▸ STATED EXERCISE
Omit images. Retype all entries verbatim.

▸ DATA RECORDS
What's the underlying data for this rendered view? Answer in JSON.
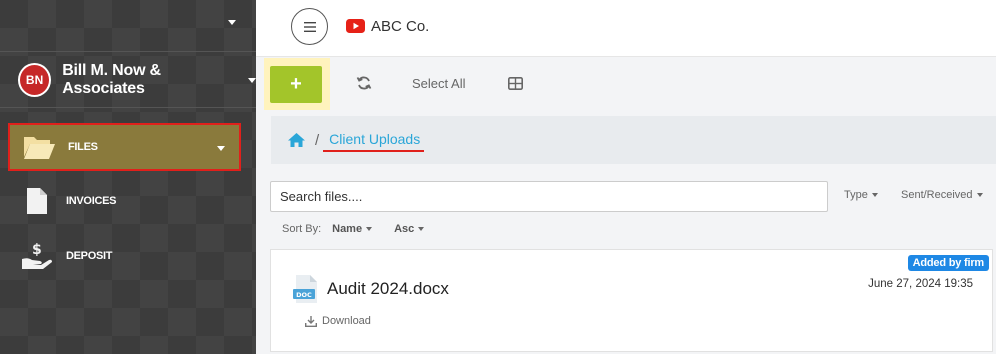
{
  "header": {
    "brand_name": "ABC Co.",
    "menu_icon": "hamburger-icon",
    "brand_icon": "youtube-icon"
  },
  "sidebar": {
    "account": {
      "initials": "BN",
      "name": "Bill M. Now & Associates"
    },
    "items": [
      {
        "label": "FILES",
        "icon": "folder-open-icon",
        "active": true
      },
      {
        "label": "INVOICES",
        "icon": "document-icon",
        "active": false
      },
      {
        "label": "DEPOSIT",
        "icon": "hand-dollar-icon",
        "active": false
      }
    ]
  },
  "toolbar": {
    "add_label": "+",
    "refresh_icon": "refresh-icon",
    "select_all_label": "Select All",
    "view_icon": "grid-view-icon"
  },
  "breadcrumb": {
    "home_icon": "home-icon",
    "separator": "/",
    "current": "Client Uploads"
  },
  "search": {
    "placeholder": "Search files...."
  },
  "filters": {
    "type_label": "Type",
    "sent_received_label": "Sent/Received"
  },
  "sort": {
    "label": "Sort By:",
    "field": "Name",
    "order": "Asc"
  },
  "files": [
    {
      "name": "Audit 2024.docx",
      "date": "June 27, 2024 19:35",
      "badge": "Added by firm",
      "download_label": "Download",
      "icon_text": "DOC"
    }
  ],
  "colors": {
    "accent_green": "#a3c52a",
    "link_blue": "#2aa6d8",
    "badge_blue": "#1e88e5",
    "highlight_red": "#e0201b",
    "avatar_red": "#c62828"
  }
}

▸ TASK RESPONSE
What's the underlying data for this rendered view? Answer in JSON.
{
  "header": {
    "brand_name": "ABC Co.",
    "menu_icon": "hamburger-icon",
    "brand_icon": "youtube-icon"
  },
  "sidebar": {
    "account": {
      "initials": "BN",
      "name": "Bill M. Now & Associates"
    },
    "items": [
      {
        "label": "FILES",
        "icon": "folder-open-icon",
        "active": true
      },
      {
        "label": "INVOICES",
        "icon": "document-icon",
        "active": false
      },
      {
        "label": "DEPOSIT",
        "icon": "hand-dollar-icon",
        "active": false
      }
    ]
  },
  "toolbar": {
    "add_label": "+",
    "refresh_icon": "refresh-icon",
    "select_all_label": "Select All",
    "view_icon": "grid-view-icon"
  },
  "breadcrumb": {
    "home_icon": "home-icon",
    "separator": "/",
    "current": "Client Uploads"
  },
  "search": {
    "placeholder": "Search files...."
  },
  "filters": {
    "type_label": "Type",
    "sent_received_label": "Sent/Received"
  },
  "sort": {
    "label": "Sort By:",
    "field": "Name",
    "order": "Asc"
  },
  "files": [
    {
      "name": "Audit 2024.docx",
      "date": "June 27, 2024 19:35",
      "badge": "Added by firm",
      "download_label": "Download",
      "icon_text": "DOC"
    }
  ],
  "colors": {
    "accent_green": "#a3c52a",
    "link_blue": "#2aa6d8",
    "badge_blue": "#1e88e5",
    "highlight_red": "#e0201b",
    "avatar_red": "#c62828"
  }
}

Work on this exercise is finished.